TASK STATEMENT — Go through the data below and copy it exactly, skipping every picture.

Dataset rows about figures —
________
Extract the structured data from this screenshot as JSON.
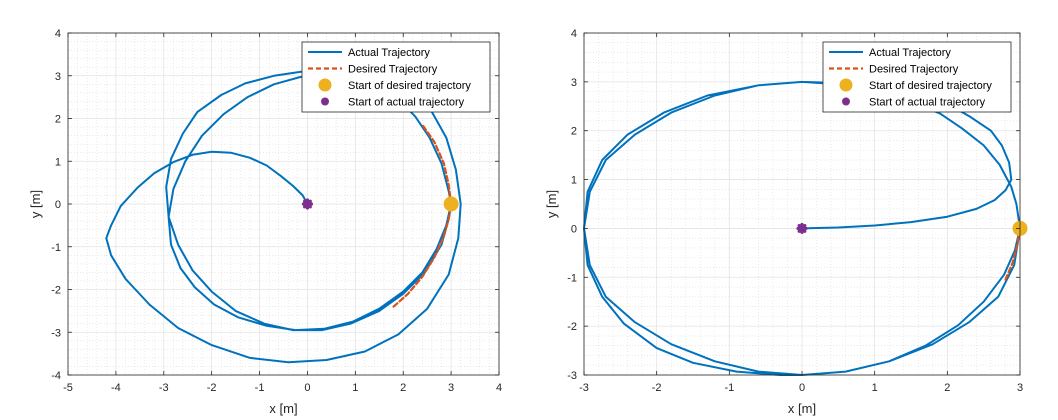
{
  "colors": {
    "actual": "#0072BD",
    "desired": "#D95319",
    "start_desired": "#EDB120",
    "start_actual": "#7E2F8E",
    "axis": "#262626",
    "grid": "#dcdcdc"
  },
  "chart_data": [
    {
      "type": "line",
      "xlabel": "x [m]",
      "ylabel": "y [m]",
      "xlim": [
        -5,
        4
      ],
      "ylim": [
        -4,
        4
      ],
      "xticks": [
        -5,
        -4,
        -3,
        -2,
        -1,
        0,
        1,
        2,
        3,
        4
      ],
      "yticks": [
        -4,
        -3,
        -2,
        -1,
        0,
        1,
        2,
        3,
        4
      ],
      "xtick_labels": [
        "-5",
        "-4",
        "-3",
        "-2",
        "-1",
        "0",
        "1",
        "2",
        "3",
        "4"
      ],
      "ytick_labels": [
        "-4",
        "-3",
        "-2",
        "-1",
        "0",
        "1",
        "2",
        "3",
        "4"
      ],
      "grid": true,
      "minor_grid": true,
      "legend_position": "top-right",
      "series": [
        {
          "name": "Actual Trajectory",
          "style": "solid",
          "x": [
            0,
            -0.1,
            -0.3,
            -0.55,
            -0.85,
            -1.2,
            -1.6,
            -2.0,
            -2.4,
            -2.8,
            -3.2,
            -3.55,
            -3.9,
            -4.1,
            -4.2,
            -4.1,
            -3.8,
            -3.3,
            -2.7,
            -2.0,
            -1.2,
            -0.4,
            0.4,
            1.2,
            1.9,
            2.5,
            2.95,
            3.15,
            3.2,
            3.1,
            2.9,
            2.6,
            2.2,
            1.7,
            1.1,
            0.5,
            -0.1,
            -0.7,
            -1.3,
            -1.8,
            -2.3,
            -2.6,
            -2.85,
            -2.95,
            -2.9,
            -2.7,
            -2.4,
            -2.0,
            -1.5,
            -0.9,
            -0.3,
            0.3,
            0.9,
            1.5,
            2.0,
            2.45,
            2.8,
            2.95,
            3.0,
            2.95,
            2.8,
            2.55,
            2.25,
            1.9,
            1.45,
            0.95,
            0.4,
            -0.15,
            -0.7,
            -1.25,
            -1.75,
            -2.2,
            -2.55,
            -2.8,
            -2.9,
            -2.85,
            -2.65,
            -2.35,
            -1.95,
            -1.45,
            -0.85,
            -0.25,
            0.35,
            0.95,
            1.5,
            2.0,
            2.4,
            2.7,
            2.9,
            3.0
          ],
          "y": [
            0,
            0.2,
            0.42,
            0.65,
            0.9,
            1.08,
            1.2,
            1.22,
            1.15,
            0.98,
            0.72,
            0.38,
            -0.05,
            -0.5,
            -0.8,
            -1.2,
            -1.75,
            -2.35,
            -2.9,
            -3.3,
            -3.6,
            -3.7,
            -3.65,
            -3.45,
            -3.05,
            -2.45,
            -1.65,
            -0.8,
            0.0,
            0.8,
            1.55,
            2.15,
            2.6,
            2.95,
            3.12,
            3.15,
            3.1,
            3.0,
            2.82,
            2.55,
            2.15,
            1.65,
            1.05,
            0.4,
            -0.3,
            -0.95,
            -1.55,
            -2.05,
            -2.5,
            -2.8,
            -2.95,
            -2.95,
            -2.8,
            -2.5,
            -2.1,
            -1.6,
            -0.95,
            -0.35,
            0.0,
            0.3,
            0.95,
            1.55,
            2.05,
            2.45,
            2.75,
            2.95,
            3.02,
            2.97,
            2.8,
            2.5,
            2.1,
            1.6,
            1.0,
            0.35,
            -0.3,
            -0.95,
            -1.5,
            -1.95,
            -2.35,
            -2.65,
            -2.85,
            -2.95,
            -2.92,
            -2.75,
            -2.45,
            -2.05,
            -1.6,
            -1.05,
            -0.5,
            0.0
          ]
        },
        {
          "name": "Desired Trajectory",
          "style": "dashed",
          "x": [
            1.8,
            2.1,
            2.4,
            2.65,
            2.85,
            2.95,
            3.0,
            2.95,
            2.85,
            2.65,
            2.4
          ],
          "y": [
            -2.4,
            -2.1,
            -1.7,
            -1.25,
            -0.75,
            -0.35,
            0.0,
            0.45,
            0.95,
            1.45,
            1.85
          ]
        }
      ],
      "markers": [
        {
          "name": "Start of desired trajectory",
          "x": 3,
          "y": 0
        },
        {
          "name": "Start of actual trajectory",
          "x": 0,
          "y": 0
        }
      ]
    },
    {
      "type": "line",
      "xlabel": "x [m]",
      "ylabel": "y [m]",
      "xlim": [
        -3,
        3
      ],
      "ylim": [
        -3,
        4
      ],
      "xticks": [
        -3,
        -2,
        -1,
        0,
        1,
        2,
        3
      ],
      "yticks": [
        -3,
        -2,
        -1,
        0,
        1,
        2,
        3,
        4
      ],
      "xtick_labels": [
        "-3",
        "-2",
        "-1",
        "0",
        "1",
        "2",
        "3"
      ],
      "ytick_labels": [
        "-3",
        "-2",
        "-1",
        "0",
        "1",
        "2",
        "3",
        "4"
      ],
      "grid": true,
      "minor_grid": true,
      "legend_position": "top-right",
      "series": [
        {
          "name": "Actual Trajectory",
          "style": "solid",
          "x": [
            0,
            0.5,
            1.0,
            1.5,
            2.0,
            2.4,
            2.65,
            2.8,
            2.88,
            2.85,
            2.75,
            2.6,
            2.3,
            2.0,
            1.55,
            1.0,
            0.4,
            0.0,
            -0.6,
            -1.3,
            -1.9,
            -2.4,
            -2.75,
            -2.95,
            -3.0,
            -2.95,
            -2.75,
            -2.45,
            -2.0,
            -1.5,
            -0.9,
            -0.3,
            0.0,
            0.6,
            1.2,
            1.7,
            2.15,
            2.5,
            2.78,
            2.93,
            3.0,
            2.95,
            2.88,
            2.72,
            2.5,
            2.2,
            1.9,
            1.5,
            1.0,
            0.5,
            0.0,
            -0.6,
            -1.2,
            -1.8,
            -2.3,
            -2.7,
            -2.92,
            -3.0,
            -2.92,
            -2.7,
            -2.3,
            -1.8,
            -1.2,
            -0.6,
            0.0,
            0.6,
            1.2,
            1.8,
            2.3,
            2.7,
            2.92,
            3.0
          ],
          "y": [
            0,
            0.02,
            0.06,
            0.13,
            0.24,
            0.4,
            0.58,
            0.78,
            1.0,
            1.35,
            1.7,
            2.0,
            2.3,
            2.55,
            2.75,
            2.9,
            2.98,
            3.0,
            2.93,
            2.72,
            2.37,
            1.92,
            1.4,
            0.75,
            0.0,
            -0.75,
            -1.4,
            -1.95,
            -2.45,
            -2.75,
            -2.93,
            -3.0,
            -3.0,
            -2.93,
            -2.72,
            -2.4,
            -1.98,
            -1.5,
            -0.95,
            -0.45,
            0.0,
            0.5,
            0.85,
            1.3,
            1.7,
            2.05,
            2.35,
            2.6,
            2.82,
            2.95,
            3.0,
            2.93,
            2.72,
            2.37,
            1.92,
            1.4,
            0.75,
            0.0,
            -0.75,
            -1.4,
            -1.92,
            -2.37,
            -2.72,
            -2.93,
            -3.0,
            -2.93,
            -2.72,
            -2.37,
            -1.92,
            -1.4,
            -0.75,
            0.0
          ]
        },
        {
          "name": "Desired Trajectory",
          "style": "dashed",
          "x": [
            2.8,
            2.9,
            2.96,
            3.0
          ],
          "y": [
            -1.05,
            -0.7,
            -0.35,
            0.0
          ]
        }
      ],
      "markers": [
        {
          "name": "Start of desired trajectory",
          "x": 3,
          "y": 0
        },
        {
          "name": "Start of actual trajectory",
          "x": 0,
          "y": 0
        }
      ]
    }
  ]
}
________
RESPONSE —
Extract the structured data from this screenshot as JSON.
{
  "colors": {
    "actual": "#0072BD",
    "desired": "#D95319",
    "start_desired": "#EDB120",
    "start_actual": "#7E2F8E",
    "axis": "#262626",
    "grid": "#dcdcdc"
  },
  "chart_data": [
    {
      "type": "line",
      "xlabel": "x [m]",
      "ylabel": "y [m]",
      "xlim": [
        -5,
        4
      ],
      "ylim": [
        -4,
        4
      ],
      "xticks": [
        -5,
        -4,
        -3,
        -2,
        -1,
        0,
        1,
        2,
        3,
        4
      ],
      "yticks": [
        -4,
        -3,
        -2,
        -1,
        0,
        1,
        2,
        3,
        4
      ],
      "xtick_labels": [
        "-5",
        "-4",
        "-3",
        "-2",
        "-1",
        "0",
        "1",
        "2",
        "3",
        "4"
      ],
      "ytick_labels": [
        "-4",
        "-3",
        "-2",
        "-1",
        "0",
        "1",
        "2",
        "3",
        "4"
      ],
      "grid": true,
      "minor_grid": true,
      "legend_position": "top-right",
      "series": [
        {
          "name": "Actual Trajectory",
          "style": "solid",
          "x": [
            0,
            -0.1,
            -0.3,
            -0.55,
            -0.85,
            -1.2,
            -1.6,
            -2.0,
            -2.4,
            -2.8,
            -3.2,
            -3.55,
            -3.9,
            -4.1,
            -4.2,
            -4.1,
            -3.8,
            -3.3,
            -2.7,
            -2.0,
            -1.2,
            -0.4,
            0.4,
            1.2,
            1.9,
            2.5,
            2.95,
            3.15,
            3.2,
            3.1,
            2.9,
            2.6,
            2.2,
            1.7,
            1.1,
            0.5,
            -0.1,
            -0.7,
            -1.3,
            -1.8,
            -2.3,
            -2.6,
            -2.85,
            -2.95,
            -2.9,
            -2.7,
            -2.4,
            -2.0,
            -1.5,
            -0.9,
            -0.3,
            0.3,
            0.9,
            1.5,
            2.0,
            2.45,
            2.8,
            2.95,
            3.0,
            2.95,
            2.8,
            2.55,
            2.25,
            1.9,
            1.45,
            0.95,
            0.4,
            -0.15,
            -0.7,
            -1.25,
            -1.75,
            -2.2,
            -2.55,
            -2.8,
            -2.9,
            -2.85,
            -2.65,
            -2.35,
            -1.95,
            -1.45,
            -0.85,
            -0.25,
            0.35,
            0.95,
            1.5,
            2.0,
            2.4,
            2.7,
            2.9,
            3.0
          ],
          "y": [
            0,
            0.2,
            0.42,
            0.65,
            0.9,
            1.08,
            1.2,
            1.22,
            1.15,
            0.98,
            0.72,
            0.38,
            -0.05,
            -0.5,
            -0.8,
            -1.2,
            -1.75,
            -2.35,
            -2.9,
            -3.3,
            -3.6,
            -3.7,
            -3.65,
            -3.45,
            -3.05,
            -2.45,
            -1.65,
            -0.8,
            0.0,
            0.8,
            1.55,
            2.15,
            2.6,
            2.95,
            3.12,
            3.15,
            3.1,
            3.0,
            2.82,
            2.55,
            2.15,
            1.65,
            1.05,
            0.4,
            -0.3,
            -0.95,
            -1.55,
            -2.05,
            -2.5,
            -2.8,
            -2.95,
            -2.95,
            -2.8,
            -2.5,
            -2.1,
            -1.6,
            -0.95,
            -0.35,
            0.0,
            0.3,
            0.95,
            1.55,
            2.05,
            2.45,
            2.75,
            2.95,
            3.02,
            2.97,
            2.8,
            2.5,
            2.1,
            1.6,
            1.0,
            0.35,
            -0.3,
            -0.95,
            -1.5,
            -1.95,
            -2.35,
            -2.65,
            -2.85,
            -2.95,
            -2.92,
            -2.75,
            -2.45,
            -2.05,
            -1.6,
            -1.05,
            -0.5,
            0.0
          ]
        },
        {
          "name": "Desired Trajectory",
          "style": "dashed",
          "x": [
            1.8,
            2.1,
            2.4,
            2.65,
            2.85,
            2.95,
            3.0,
            2.95,
            2.85,
            2.65,
            2.4
          ],
          "y": [
            -2.4,
            -2.1,
            -1.7,
            -1.25,
            -0.75,
            -0.35,
            0.0,
            0.45,
            0.95,
            1.45,
            1.85
          ]
        }
      ],
      "markers": [
        {
          "name": "Start of desired trajectory",
          "x": 3,
          "y": 0
        },
        {
          "name": "Start of actual trajectory",
          "x": 0,
          "y": 0
        }
      ]
    },
    {
      "type": "line",
      "xlabel": "x [m]",
      "ylabel": "y [m]",
      "xlim": [
        -3,
        3
      ],
      "ylim": [
        -3,
        4
      ],
      "xticks": [
        -3,
        -2,
        -1,
        0,
        1,
        2,
        3
      ],
      "yticks": [
        -3,
        -2,
        -1,
        0,
        1,
        2,
        3,
        4
      ],
      "xtick_labels": [
        "-3",
        "-2",
        "-1",
        "0",
        "1",
        "2",
        "3"
      ],
      "ytick_labels": [
        "-3",
        "-2",
        "-1",
        "0",
        "1",
        "2",
        "3",
        "4"
      ],
      "grid": true,
      "minor_grid": true,
      "legend_position": "top-right",
      "series": [
        {
          "name": "Actual Trajectory",
          "style": "solid",
          "x": [
            0,
            0.5,
            1.0,
            1.5,
            2.0,
            2.4,
            2.65,
            2.8,
            2.88,
            2.85,
            2.75,
            2.6,
            2.3,
            2.0,
            1.55,
            1.0,
            0.4,
            0.0,
            -0.6,
            -1.3,
            -1.9,
            -2.4,
            -2.75,
            -2.95,
            -3.0,
            -2.95,
            -2.75,
            -2.45,
            -2.0,
            -1.5,
            -0.9,
            -0.3,
            0.0,
            0.6,
            1.2,
            1.7,
            2.15,
            2.5,
            2.78,
            2.93,
            3.0,
            2.95,
            2.88,
            2.72,
            2.5,
            2.2,
            1.9,
            1.5,
            1.0,
            0.5,
            0.0,
            -0.6,
            -1.2,
            -1.8,
            -2.3,
            -2.7,
            -2.92,
            -3.0,
            -2.92,
            -2.7,
            -2.3,
            -1.8,
            -1.2,
            -0.6,
            0.0,
            0.6,
            1.2,
            1.8,
            2.3,
            2.7,
            2.92,
            3.0
          ],
          "y": [
            0,
            0.02,
            0.06,
            0.13,
            0.24,
            0.4,
            0.58,
            0.78,
            1.0,
            1.35,
            1.7,
            2.0,
            2.3,
            2.55,
            2.75,
            2.9,
            2.98,
            3.0,
            2.93,
            2.72,
            2.37,
            1.92,
            1.4,
            0.75,
            0.0,
            -0.75,
            -1.4,
            -1.95,
            -2.45,
            -2.75,
            -2.93,
            -3.0,
            -3.0,
            -2.93,
            -2.72,
            -2.4,
            -1.98,
            -1.5,
            -0.95,
            -0.45,
            0.0,
            0.5,
            0.85,
            1.3,
            1.7,
            2.05,
            2.35,
            2.6,
            2.82,
            2.95,
            3.0,
            2.93,
            2.72,
            2.37,
            1.92,
            1.4,
            0.75,
            0.0,
            -0.75,
            -1.4,
            -1.92,
            -2.37,
            -2.72,
            -2.93,
            -3.0,
            -2.93,
            -2.72,
            -2.37,
            -1.92,
            -1.4,
            -0.75,
            0.0
          ]
        },
        {
          "name": "Desired Trajectory",
          "style": "dashed",
          "x": [
            2.8,
            2.9,
            2.96,
            3.0
          ],
          "y": [
            -1.05,
            -0.7,
            -0.35,
            0.0
          ]
        }
      ],
      "markers": [
        {
          "name": "Start of desired trajectory",
          "x": 3,
          "y": 0
        },
        {
          "name": "Start of actual trajectory",
          "x": 0,
          "y": 0
        }
      ]
    }
  ]
}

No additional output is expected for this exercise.